_Goal:_
Copy each line below exactly and leave the pictures out.

□ □ □ □

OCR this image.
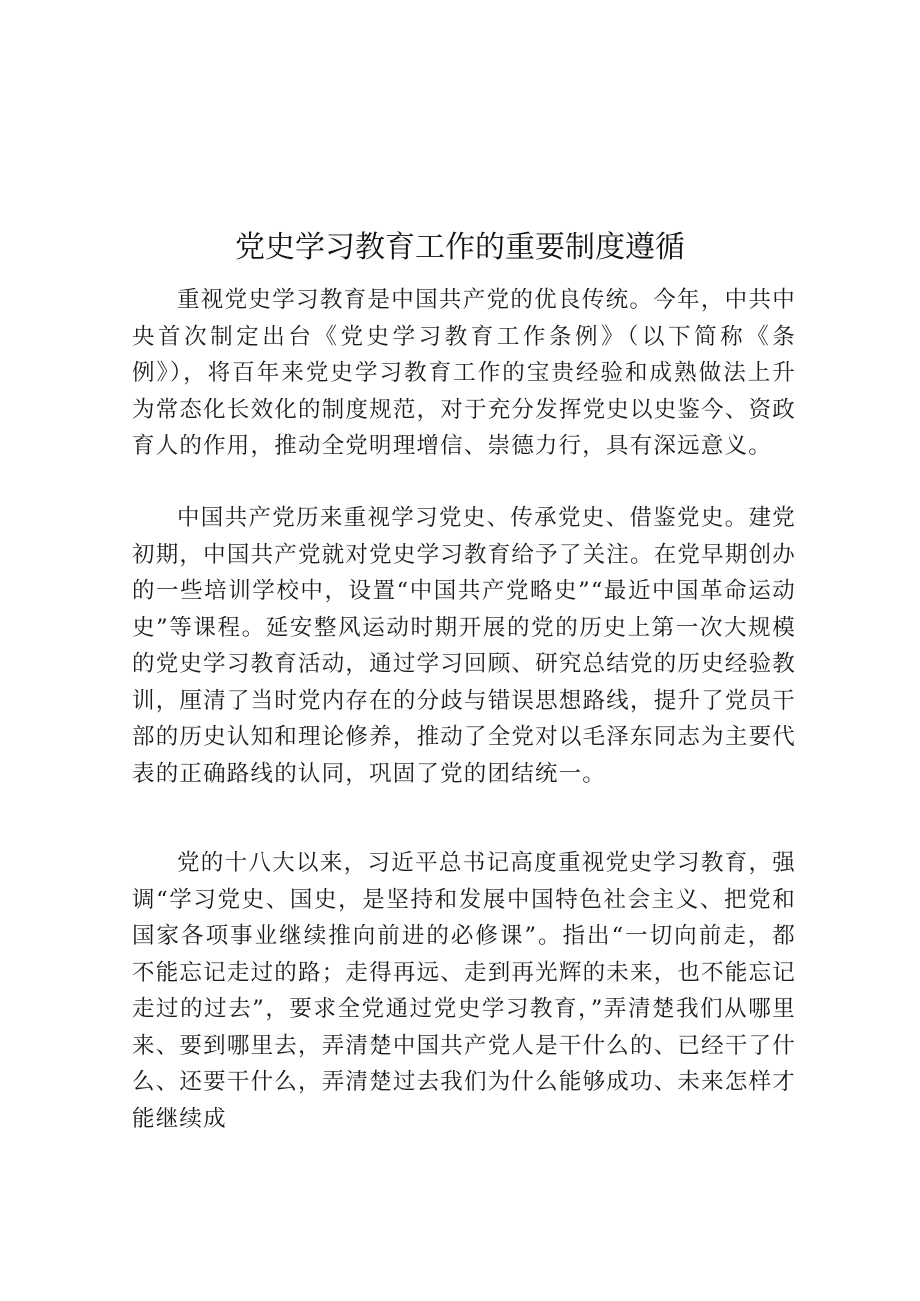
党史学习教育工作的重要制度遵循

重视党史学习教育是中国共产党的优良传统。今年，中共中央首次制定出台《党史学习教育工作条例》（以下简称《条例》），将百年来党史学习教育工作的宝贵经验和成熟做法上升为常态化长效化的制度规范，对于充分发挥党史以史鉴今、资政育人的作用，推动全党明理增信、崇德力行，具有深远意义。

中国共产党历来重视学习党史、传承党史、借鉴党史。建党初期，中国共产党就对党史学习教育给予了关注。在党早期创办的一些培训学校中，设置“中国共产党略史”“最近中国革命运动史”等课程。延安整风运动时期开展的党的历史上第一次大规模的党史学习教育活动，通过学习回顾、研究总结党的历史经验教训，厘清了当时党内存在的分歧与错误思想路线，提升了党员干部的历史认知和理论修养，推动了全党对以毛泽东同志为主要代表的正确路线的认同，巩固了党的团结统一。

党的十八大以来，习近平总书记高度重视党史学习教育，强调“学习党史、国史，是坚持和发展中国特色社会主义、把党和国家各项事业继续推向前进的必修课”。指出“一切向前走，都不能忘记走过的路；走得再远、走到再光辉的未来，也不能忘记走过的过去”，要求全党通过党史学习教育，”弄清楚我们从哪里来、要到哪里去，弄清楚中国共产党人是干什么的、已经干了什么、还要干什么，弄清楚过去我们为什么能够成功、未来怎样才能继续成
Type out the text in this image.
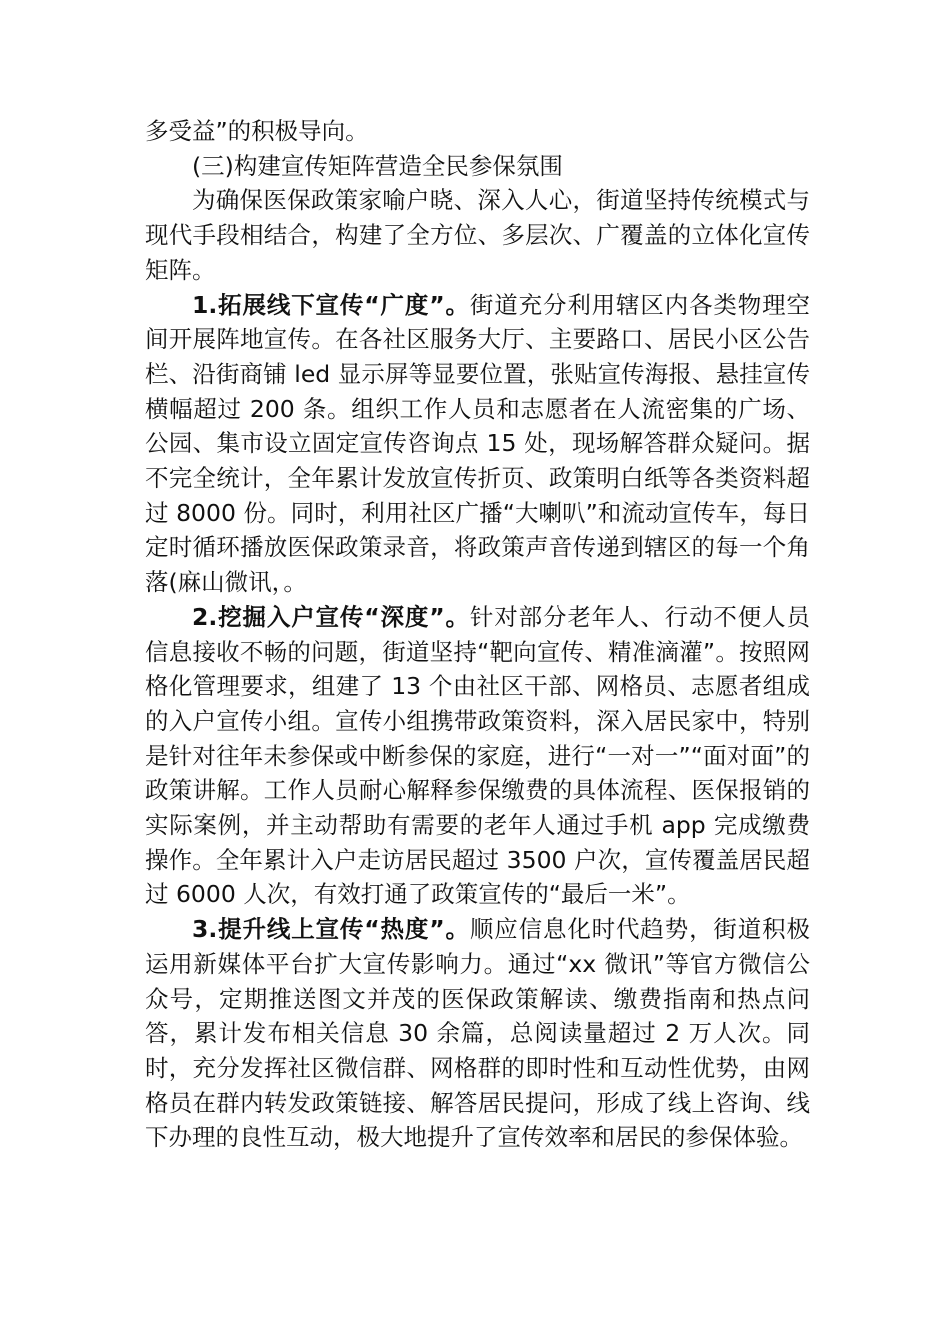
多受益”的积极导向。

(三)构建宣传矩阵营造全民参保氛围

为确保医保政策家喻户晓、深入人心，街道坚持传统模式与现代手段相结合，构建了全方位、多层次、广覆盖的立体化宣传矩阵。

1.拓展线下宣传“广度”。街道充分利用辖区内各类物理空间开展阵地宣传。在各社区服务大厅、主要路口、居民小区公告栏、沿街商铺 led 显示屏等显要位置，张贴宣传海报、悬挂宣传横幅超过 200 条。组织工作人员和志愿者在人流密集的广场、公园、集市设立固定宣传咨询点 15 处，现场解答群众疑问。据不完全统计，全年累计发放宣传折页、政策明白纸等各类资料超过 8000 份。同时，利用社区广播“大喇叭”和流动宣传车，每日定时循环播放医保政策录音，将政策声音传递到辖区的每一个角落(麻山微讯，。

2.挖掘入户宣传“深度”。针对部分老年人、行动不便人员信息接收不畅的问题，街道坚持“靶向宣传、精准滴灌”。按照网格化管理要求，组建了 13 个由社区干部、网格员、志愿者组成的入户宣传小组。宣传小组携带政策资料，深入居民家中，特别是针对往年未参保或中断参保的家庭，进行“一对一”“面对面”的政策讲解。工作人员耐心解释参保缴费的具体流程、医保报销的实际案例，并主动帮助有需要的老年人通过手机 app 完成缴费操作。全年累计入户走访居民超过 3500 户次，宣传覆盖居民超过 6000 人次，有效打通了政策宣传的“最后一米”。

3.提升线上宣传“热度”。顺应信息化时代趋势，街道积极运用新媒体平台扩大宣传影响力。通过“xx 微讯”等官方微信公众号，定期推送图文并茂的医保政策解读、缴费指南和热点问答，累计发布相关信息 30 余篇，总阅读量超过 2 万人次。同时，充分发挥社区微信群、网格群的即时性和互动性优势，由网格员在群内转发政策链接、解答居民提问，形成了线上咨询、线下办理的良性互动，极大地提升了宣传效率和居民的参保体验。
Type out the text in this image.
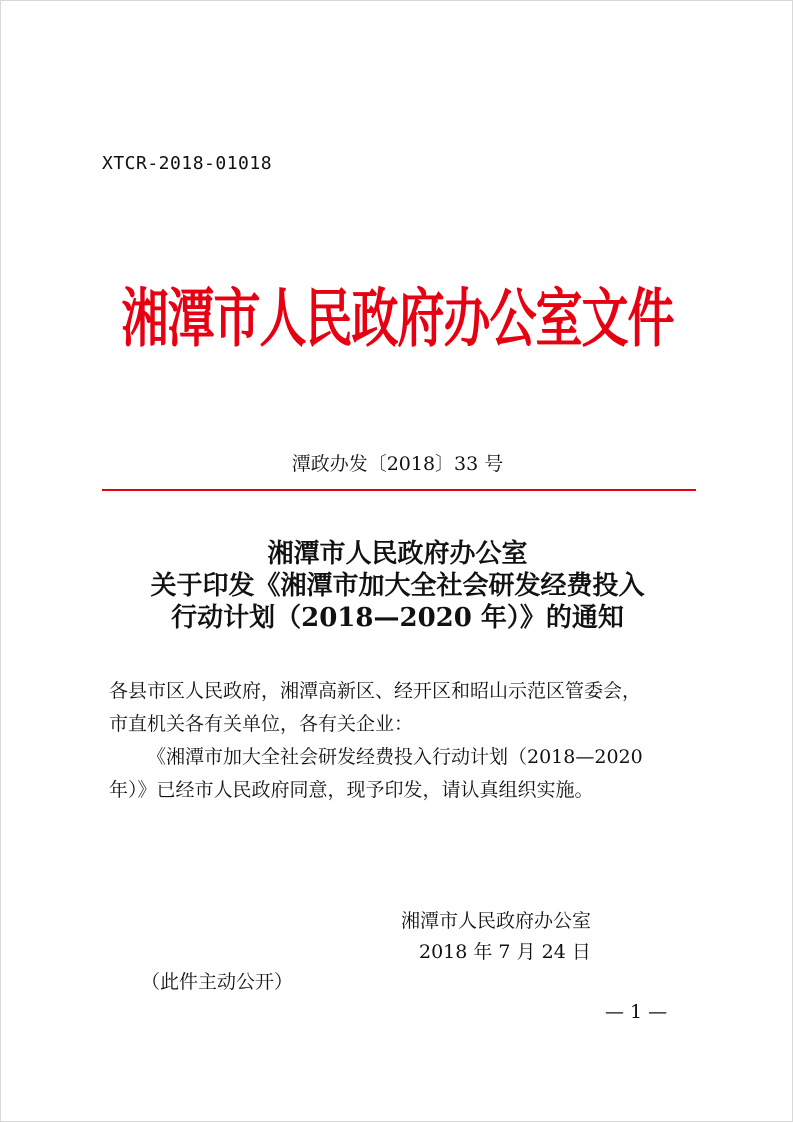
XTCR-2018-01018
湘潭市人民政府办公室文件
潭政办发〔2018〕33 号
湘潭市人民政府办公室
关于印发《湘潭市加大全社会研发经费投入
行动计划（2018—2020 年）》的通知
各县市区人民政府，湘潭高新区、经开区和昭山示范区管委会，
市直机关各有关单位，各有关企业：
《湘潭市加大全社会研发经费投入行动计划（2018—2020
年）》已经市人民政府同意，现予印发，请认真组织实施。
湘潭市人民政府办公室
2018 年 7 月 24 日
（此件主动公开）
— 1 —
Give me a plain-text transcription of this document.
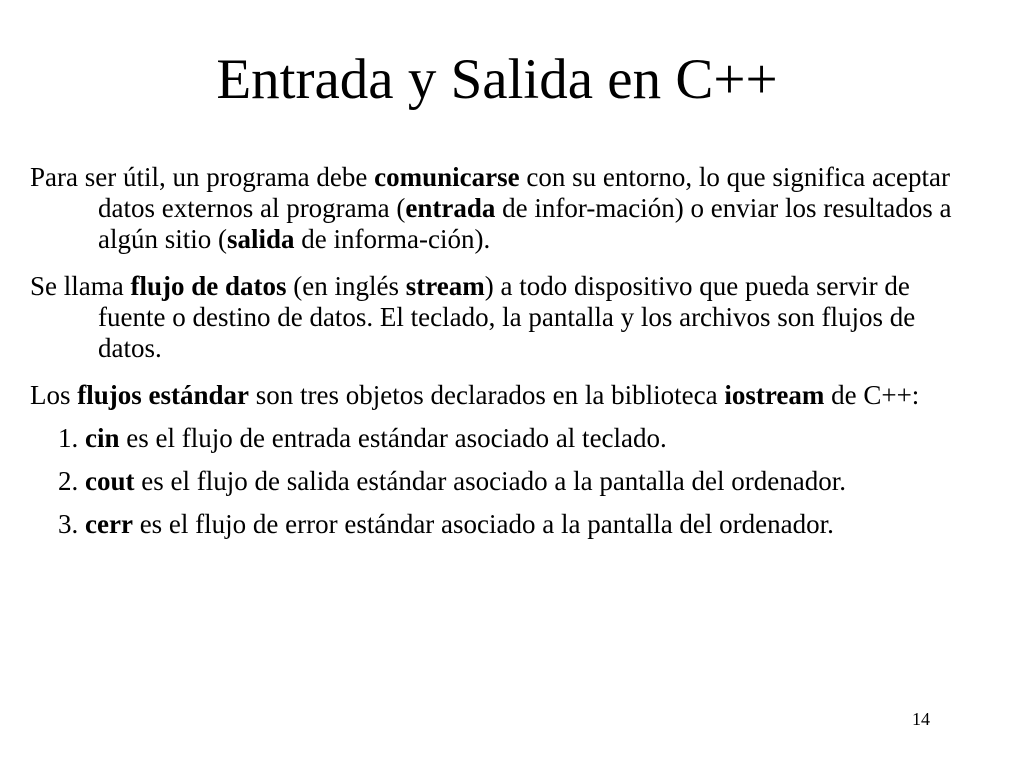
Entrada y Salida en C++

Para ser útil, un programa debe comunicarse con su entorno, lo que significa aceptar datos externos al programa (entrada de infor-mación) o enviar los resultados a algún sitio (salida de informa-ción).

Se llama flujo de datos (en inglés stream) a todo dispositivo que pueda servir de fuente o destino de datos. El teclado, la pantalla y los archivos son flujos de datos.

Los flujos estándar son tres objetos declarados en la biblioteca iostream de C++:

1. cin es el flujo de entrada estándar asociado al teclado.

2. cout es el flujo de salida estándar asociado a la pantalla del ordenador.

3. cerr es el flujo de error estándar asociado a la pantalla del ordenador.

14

□ □ □ □

_Complete response:_
OCR this image.
党史学习教育工作的重要制度遵循

重视党史学习教育是中国共产党的优良传统。今年，中共中央首次制定出台《党史学习教育工作条例》（以下简称《条例》），将百年来党史学习教育工作的宝贵经验和成熟做法上升为常态化长效化的制度规范，对于充分发挥党史以史鉴今、资政育人的作用，推动全党明理增信、崇德力行，具有深远意义。

中国共产党历来重视学习党史、传承党史、借鉴党史。建党初期，中国共产党就对党史学习教育给予了关注。在党早期创办的一些培训学校中，设置“中国共产党略史”“最近中国革命运动史”等课程。延安整风运动时期开展的党的历史上第一次大规模的党史学习教育活动，通过学习回顾、研究总结党的历史经验教训，厘清了当时党内存在的分歧与错误思想路线，提升了党员干部的历史认知和理论修养，推动了全党对以毛泽东同志为主要代表的正确路线的认同，巩固了党的团结统一。

党的十八大以来，习近平总书记高度重视党史学习教育，强调“学习党史、国史，是坚持和发展中国特色社会主义、把党和国家各项事业继续推向前进的必修课”。指出“一切向前走，都不能忘记走过的路；走得再远、走到再光辉的未来，也不能忘记走过的过去”，要求全党通过党史学习教育，”弄清楚我们从哪里来、要到哪里去，弄清楚中国共产党人是干什么的、已经干了什么、还要干什么，弄清楚过去我们为什么能够成功、未来怎样才能继续成
Type out the text in this image.
多受益”的积极导向。

(三)构建宣传矩阵营造全民参保氛围

为确保医保政策家喻户晓、深入人心，街道坚持传统模式与现代手段相结合，构建了全方位、多层次、广覆盖的立体化宣传矩阵。

1.拓展线下宣传“广度”。街道充分利用辖区内各类物理空间开展阵地宣传。在各社区服务大厅、主要路口、居民小区公告栏、沿街商铺 led 显示屏等显要位置，张贴宣传海报、悬挂宣传横幅超过 200 条。组织工作人员和志愿者在人流密集的广场、公园、集市设立固定宣传咨询点 15 处，现场解答群众疑问。据不完全统计，全年累计发放宣传折页、政策明白纸等各类资料超过 8000 份。同时，利用社区广播“大喇叭”和流动宣传车，每日定时循环播放医保政策录音，将政策声音传递到辖区的每一个角落(麻山微讯，。

2.挖掘入户宣传“深度”。针对部分老年人、行动不便人员信息接收不畅的问题，街道坚持“靶向宣传、精准滴灌”。按照网格化管理要求，组建了 13 个由社区干部、网格员、志愿者组成的入户宣传小组。宣传小组携带政策资料，深入居民家中，特别是针对往年未参保或中断参保的家庭，进行“一对一”“面对面”的政策讲解。工作人员耐心解释参保缴费的具体流程、医保报销的实际案例，并主动帮助有需要的老年人通过手机 app 完成缴费操作。全年累计入户走访居民超过 3500 户次，宣传覆盖居民超过 6000 人次，有效打通了政策宣传的“最后一米”。

3.提升线上宣传“热度”。顺应信息化时代趋势，街道积极运用新媒体平台扩大宣传影响力。通过“xx 微讯”等官方微信公众号，定期推送图文并茂的医保政策解读、缴费指南和热点问答，累计发布相关信息 30 余篇，总阅读量超过 2 万人次。同时，充分发挥社区微信群、网格群的即时性和互动性优势，由网格员在群内转发政策链接、解答居民提问，形成了线上咨询、线下办理的良性互动，极大地提升了宣传效率和居民的参保体验。
Type out the text in this image.
XTCR-2018-01018
湘潭市人民政府办公室文件
潭政办发〔2018〕33 号
湘潭市人民政府办公室
关于印发《湘潭市加大全社会研发经费投入
行动计划（2018—2020 年）》的通知
各县市区人民政府，湘潭高新区、经开区和昭山示范区管委会，
市直机关各有关单位，各有关企业：
《湘潭市加大全社会研发经费投入行动计划（2018—2020
年）》已经市人民政府同意，现予印发，请认真组织实施。
湘潭市人民政府办公室
2018 年 7 月 24 日
（此件主动公开）
— 1 —
Give me a plain-text transcription of this document.
Entrada y Salida en C++

Para ser útil, un programa debe comunicarse con su entorno, lo que significa aceptar datos externos al programa (entrada de infor-mación) o enviar los resultados a algún sitio (salida de informa-ción).

Se llama flujo de datos (en inglés stream) a todo dispositivo que pueda servir de fuente o destino de datos. El teclado, la pantalla y los archivos son flujos de datos.

Los flujos estándar son tres objetos declarados en la biblioteca iostream de C++:

1. cin es el flujo de entrada estándar asociado al teclado.

2. cout es el flujo de salida estándar asociado a la pantalla del ordenador.

3. cerr es el flujo de error estándar asociado a la pantalla del ordenador.

14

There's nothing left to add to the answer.